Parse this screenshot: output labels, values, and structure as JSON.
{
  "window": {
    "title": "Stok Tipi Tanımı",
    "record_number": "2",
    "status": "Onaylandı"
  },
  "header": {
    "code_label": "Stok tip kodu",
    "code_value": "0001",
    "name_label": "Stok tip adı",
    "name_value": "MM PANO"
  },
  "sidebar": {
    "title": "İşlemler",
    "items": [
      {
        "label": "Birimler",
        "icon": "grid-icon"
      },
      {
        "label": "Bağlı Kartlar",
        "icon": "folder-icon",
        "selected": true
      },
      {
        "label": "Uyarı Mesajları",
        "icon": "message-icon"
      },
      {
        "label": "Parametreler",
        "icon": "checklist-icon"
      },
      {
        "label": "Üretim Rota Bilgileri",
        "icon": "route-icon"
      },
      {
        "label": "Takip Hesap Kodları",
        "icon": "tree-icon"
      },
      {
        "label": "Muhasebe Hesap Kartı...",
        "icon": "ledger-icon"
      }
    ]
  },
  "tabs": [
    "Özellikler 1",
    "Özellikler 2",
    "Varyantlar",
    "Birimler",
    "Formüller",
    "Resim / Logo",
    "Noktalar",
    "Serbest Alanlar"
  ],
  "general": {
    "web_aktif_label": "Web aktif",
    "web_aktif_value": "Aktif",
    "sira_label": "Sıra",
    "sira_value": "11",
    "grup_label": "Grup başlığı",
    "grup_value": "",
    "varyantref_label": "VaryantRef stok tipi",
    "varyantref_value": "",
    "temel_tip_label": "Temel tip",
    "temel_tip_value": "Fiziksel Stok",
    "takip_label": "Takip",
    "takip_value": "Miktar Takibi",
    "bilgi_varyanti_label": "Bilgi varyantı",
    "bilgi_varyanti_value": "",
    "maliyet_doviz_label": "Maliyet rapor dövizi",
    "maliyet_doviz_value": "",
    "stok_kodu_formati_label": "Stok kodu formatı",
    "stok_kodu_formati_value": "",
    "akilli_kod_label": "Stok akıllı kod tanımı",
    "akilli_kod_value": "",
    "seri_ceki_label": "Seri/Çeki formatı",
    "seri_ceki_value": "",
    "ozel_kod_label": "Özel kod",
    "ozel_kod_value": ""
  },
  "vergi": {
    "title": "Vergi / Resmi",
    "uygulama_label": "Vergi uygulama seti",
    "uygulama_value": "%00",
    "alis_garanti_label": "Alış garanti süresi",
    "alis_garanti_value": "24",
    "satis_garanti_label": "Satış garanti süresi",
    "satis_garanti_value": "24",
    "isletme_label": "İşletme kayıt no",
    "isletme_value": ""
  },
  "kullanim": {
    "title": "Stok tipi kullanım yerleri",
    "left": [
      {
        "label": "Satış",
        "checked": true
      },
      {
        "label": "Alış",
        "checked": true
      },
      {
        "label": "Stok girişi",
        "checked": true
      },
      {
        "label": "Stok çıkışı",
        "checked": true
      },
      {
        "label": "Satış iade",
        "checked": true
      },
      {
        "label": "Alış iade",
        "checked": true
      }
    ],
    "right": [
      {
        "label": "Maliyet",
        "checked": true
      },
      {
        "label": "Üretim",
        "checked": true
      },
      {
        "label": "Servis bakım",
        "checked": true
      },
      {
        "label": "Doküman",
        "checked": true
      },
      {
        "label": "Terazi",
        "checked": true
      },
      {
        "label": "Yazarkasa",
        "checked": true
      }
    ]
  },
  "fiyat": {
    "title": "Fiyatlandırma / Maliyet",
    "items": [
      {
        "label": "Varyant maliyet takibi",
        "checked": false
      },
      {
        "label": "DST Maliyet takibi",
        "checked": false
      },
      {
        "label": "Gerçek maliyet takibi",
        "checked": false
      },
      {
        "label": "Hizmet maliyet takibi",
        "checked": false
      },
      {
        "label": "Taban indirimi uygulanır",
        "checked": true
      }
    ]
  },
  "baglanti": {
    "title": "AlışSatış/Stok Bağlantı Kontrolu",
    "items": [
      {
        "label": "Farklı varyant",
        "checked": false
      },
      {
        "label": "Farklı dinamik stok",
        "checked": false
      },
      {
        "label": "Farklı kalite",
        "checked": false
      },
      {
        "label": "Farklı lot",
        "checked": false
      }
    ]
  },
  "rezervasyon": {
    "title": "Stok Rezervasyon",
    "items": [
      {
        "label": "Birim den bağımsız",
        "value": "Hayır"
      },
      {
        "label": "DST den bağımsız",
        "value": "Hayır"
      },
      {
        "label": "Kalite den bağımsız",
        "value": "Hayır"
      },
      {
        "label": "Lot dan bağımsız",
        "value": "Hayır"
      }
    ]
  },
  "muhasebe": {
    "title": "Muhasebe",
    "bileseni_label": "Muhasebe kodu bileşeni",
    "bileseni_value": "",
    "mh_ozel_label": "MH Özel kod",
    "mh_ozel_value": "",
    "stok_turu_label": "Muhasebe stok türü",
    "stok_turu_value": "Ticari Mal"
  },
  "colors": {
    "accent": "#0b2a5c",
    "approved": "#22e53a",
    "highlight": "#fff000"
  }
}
* * *
* _Required work_:
The records above should be restated word for word, please.

* _Result of the exercise_:
Parse this screenshot: output labels, values, and structure as JSON.
{
  "window": {
    "title": "Stok Tipi Tanımı",
    "record_number": "2",
    "status": "Onaylandı"
  },
  "header": {
    "code_label": "Stok tip kodu",
    "code_value": "0001",
    "name_label": "Stok tip adı",
    "name_value": "MM PANO"
  },
  "sidebar": {
    "title": "İşlemler",
    "items": [
      {
        "label": "Birimler",
        "icon": "grid-icon"
      },
      {
        "label": "Bağlı Kartlar",
        "icon": "folder-icon",
        "selected": true
      },
      {
        "label": "Uyarı Mesajları",
        "icon": "message-icon"
      },
      {
        "label": "Parametreler",
        "icon": "checklist-icon"
      },
      {
        "label": "Üretim Rota Bilgileri",
        "icon": "route-icon"
      },
      {
        "label": "Takip Hesap Kodları",
        "icon": "tree-icon"
      },
      {
        "label": "Muhasebe Hesap Kartı...",
        "icon": "ledger-icon"
      }
    ]
  },
  "tabs": [
    "Özellikler 1",
    "Özellikler 2",
    "Varyantlar",
    "Birimler",
    "Formüller",
    "Resim / Logo",
    "Noktalar",
    "Serbest Alanlar"
  ],
  "general": {
    "web_aktif_label": "Web aktif",
    "web_aktif_value": "Aktif",
    "sira_label": "Sıra",
    "sira_value": "11",
    "grup_label": "Grup başlığı",
    "grup_value": "",
    "varyantref_label": "VaryantRef stok tipi",
    "varyantref_value": "",
    "temel_tip_label": "Temel tip",
    "temel_tip_value": "Fiziksel Stok",
    "takip_label": "Takip",
    "takip_value": "Miktar Takibi",
    "bilgi_varyanti_label": "Bilgi varyantı",
    "bilgi_varyanti_value": "",
    "maliyet_doviz_label": "Maliyet rapor dövizi",
    "maliyet_doviz_value": "",
    "stok_kodu_formati_label": "Stok kodu formatı",
    "stok_kodu_formati_value": "",
    "akilli_kod_label": "Stok akıllı kod tanımı",
    "akilli_kod_value": "",
    "seri_ceki_label": "Seri/Çeki formatı",
    "seri_ceki_value": "",
    "ozel_kod_label": "Özel kod",
    "ozel_kod_value": ""
  },
  "vergi": {
    "title": "Vergi / Resmi",
    "uygulama_label": "Vergi uygulama seti",
    "uygulama_value": "%00",
    "alis_garanti_label": "Alış garanti süresi",
    "alis_garanti_value": "24",
    "satis_garanti_label": "Satış garanti süresi",
    "satis_garanti_value": "24",
    "isletme_label": "İşletme kayıt no",
    "isletme_value": ""
  },
  "kullanim": {
    "title": "Stok tipi kullanım yerleri",
    "left": [
      {
        "label": "Satış",
        "checked": true
      },
      {
        "label": "Alış",
        "checked": true
      },
      {
        "label": "Stok girişi",
        "checked": true
      },
      {
        "label": "Stok çıkışı",
        "checked": true
      },
      {
        "label": "Satış iade",
        "checked": true
      },
      {
        "label": "Alış iade",
        "checked": true
      }
    ],
    "right": [
      {
        "label": "Maliyet",
        "checked": true
      },
      {
        "label": "Üretim",
        "checked": true
      },
      {
        "label": "Servis bakım",
        "checked": true
      },
      {
        "label": "Doküman",
        "checked": true
      },
      {
        "label": "Terazi",
        "checked": true
      },
      {
        "label": "Yazarkasa",
        "checked": true
      }
    ]
  },
  "fiyat": {
    "title": "Fiyatlandırma / Maliyet",
    "items": [
      {
        "label": "Varyant maliyet takibi",
        "checked": false
      },
      {
        "label": "DST Maliyet takibi",
        "checked": false
      },
      {
        "label": "Gerçek maliyet takibi",
        "checked": false
      },
      {
        "label": "Hizmet maliyet takibi",
        "checked": false
      },
      {
        "label": "Taban indirimi uygulanır",
        "checked": true
      }
    ]
  },
  "baglanti": {
    "title": "AlışSatış/Stok Bağlantı Kontrolu",
    "items": [
      {
        "label": "Farklı varyant",
        "checked": false
      },
      {
        "label": "Farklı dinamik stok",
        "checked": false
      },
      {
        "label": "Farklı kalite",
        "checked": false
      },
      {
        "label": "Farklı lot",
        "checked": false
      }
    ]
  },
  "rezervasyon": {
    "title": "Stok Rezervasyon",
    "items": [
      {
        "label": "Birim den bağımsız",
        "value": "Hayır"
      },
      {
        "label": "DST den bağımsız",
        "value": "Hayır"
      },
      {
        "label": "Kalite den bağımsız",
        "value": "Hayır"
      },
      {
        "label": "Lot dan bağımsız",
        "value": "Hayır"
      }
    ]
  },
  "muhasebe": {
    "title": "Muhasebe",
    "bileseni_label": "Muhasebe kodu bileşeni",
    "bileseni_value": "",
    "mh_ozel_label": "MH Özel kod",
    "mh_ozel_value": "",
    "stok_turu_label": "Muhasebe stok türü",
    "stok_turu_value": "Ticari Mal"
  },
  "colors": {
    "accent": "#0b2a5c",
    "approved": "#22e53a",
    "highlight": "#fff000"
  }
}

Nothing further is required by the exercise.